(EXERCISE OBJECTIVE)
Update the records from the first line up to and including the line with "range-selector: 1D |" by replacing "price-line" with "price-trace" and changing nothing else. Return only those lines.

(EXERCISE INPUT)
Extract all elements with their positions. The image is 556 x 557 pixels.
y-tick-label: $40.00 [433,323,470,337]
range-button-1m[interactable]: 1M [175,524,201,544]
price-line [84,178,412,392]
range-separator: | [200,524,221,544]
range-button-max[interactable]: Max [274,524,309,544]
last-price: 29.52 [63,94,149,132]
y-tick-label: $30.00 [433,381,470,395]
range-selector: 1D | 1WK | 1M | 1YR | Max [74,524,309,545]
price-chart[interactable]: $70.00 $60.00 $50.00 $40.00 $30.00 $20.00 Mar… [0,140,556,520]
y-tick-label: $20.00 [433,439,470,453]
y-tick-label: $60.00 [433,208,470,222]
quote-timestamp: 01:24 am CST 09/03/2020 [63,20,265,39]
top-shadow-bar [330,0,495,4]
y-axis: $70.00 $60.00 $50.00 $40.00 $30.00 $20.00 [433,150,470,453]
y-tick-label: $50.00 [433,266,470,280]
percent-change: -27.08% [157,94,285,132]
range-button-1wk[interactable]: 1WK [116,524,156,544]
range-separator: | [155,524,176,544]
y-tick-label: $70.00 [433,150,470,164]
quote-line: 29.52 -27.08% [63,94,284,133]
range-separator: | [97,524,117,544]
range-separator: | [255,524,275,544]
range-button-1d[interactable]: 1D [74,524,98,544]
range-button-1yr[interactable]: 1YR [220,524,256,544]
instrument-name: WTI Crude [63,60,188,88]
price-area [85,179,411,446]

(TASK RESPONSE)
Extract all elements with their positions. The image is 556 x 557 pixels.
y-tick-label: $40.00 [433,323,470,337]
range-button-1m[interactable]: 1M [175,524,201,544]
price-trace [84,178,412,392]
range-separator: | [200,524,221,544]
range-button-max[interactable]: Max [274,524,309,544]
last-price: 29.52 [63,94,149,132]
y-tick-label: $30.00 [433,381,470,395]
range-selector: 1D | 1WK | 1M | 1YR | Max [74,524,309,545]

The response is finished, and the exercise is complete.